§ Problem to solve:
In the engineered wood flooring excerpt, what must areas with radiant heat include?

§ Page excerpt:
____

When specifying engineered wood flooring, appropriate subfloor preparation helps ensure the best overall result. For example, areas with radiant heat must include a working humidification system and be checked for sections of excessive heat. Similarly, incorporating an approved substrate underlayment over concrete slabs can minimize dust, reduce moisture seepage, and prevent squeaks in dry seasons.

For applications where it is desirable to float-down engineered wood flooring (i.e. planks are locked or snapped together but not directly attached to the subfloor), it is important to consider whether the tongue-and-groove locking system necessitates an adhesive to glue the boards together. Given that floating systems rest on the substrate without nails or glue fastening the wood surface to the subfloor, the floorcovering is susceptible to shifting with moisture changes.

Adhesives can play an important role in preventing joint separation during this process. Best practices include using low- or no-water content adhesives and applying a bead of glue in a plank’s groove before inserting the tongue of the next board.

____

§ Entries provided:
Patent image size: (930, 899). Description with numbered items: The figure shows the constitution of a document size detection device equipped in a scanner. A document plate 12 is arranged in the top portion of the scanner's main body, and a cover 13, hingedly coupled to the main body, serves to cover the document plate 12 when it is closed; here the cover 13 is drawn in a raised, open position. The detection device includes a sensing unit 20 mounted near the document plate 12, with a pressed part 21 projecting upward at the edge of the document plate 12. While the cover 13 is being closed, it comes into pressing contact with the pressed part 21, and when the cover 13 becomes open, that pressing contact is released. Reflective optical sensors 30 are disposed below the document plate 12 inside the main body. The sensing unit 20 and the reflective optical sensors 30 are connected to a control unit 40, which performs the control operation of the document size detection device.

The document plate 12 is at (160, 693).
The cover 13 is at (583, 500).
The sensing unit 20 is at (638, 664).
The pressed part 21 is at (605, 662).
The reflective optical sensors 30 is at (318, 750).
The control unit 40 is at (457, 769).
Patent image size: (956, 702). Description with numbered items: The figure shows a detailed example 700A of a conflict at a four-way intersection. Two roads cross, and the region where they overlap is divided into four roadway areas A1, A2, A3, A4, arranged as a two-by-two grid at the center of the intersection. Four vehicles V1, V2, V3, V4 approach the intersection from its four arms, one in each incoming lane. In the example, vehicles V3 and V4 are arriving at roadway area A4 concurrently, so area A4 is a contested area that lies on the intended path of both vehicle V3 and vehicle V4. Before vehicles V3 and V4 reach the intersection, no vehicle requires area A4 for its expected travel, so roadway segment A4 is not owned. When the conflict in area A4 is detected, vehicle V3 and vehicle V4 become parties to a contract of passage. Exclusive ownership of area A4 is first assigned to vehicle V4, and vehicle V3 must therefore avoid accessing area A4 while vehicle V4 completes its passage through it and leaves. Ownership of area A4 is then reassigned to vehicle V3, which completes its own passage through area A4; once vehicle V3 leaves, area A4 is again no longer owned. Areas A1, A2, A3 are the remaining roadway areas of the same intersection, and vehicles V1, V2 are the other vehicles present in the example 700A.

____

§ Written answer:
A working humidification system.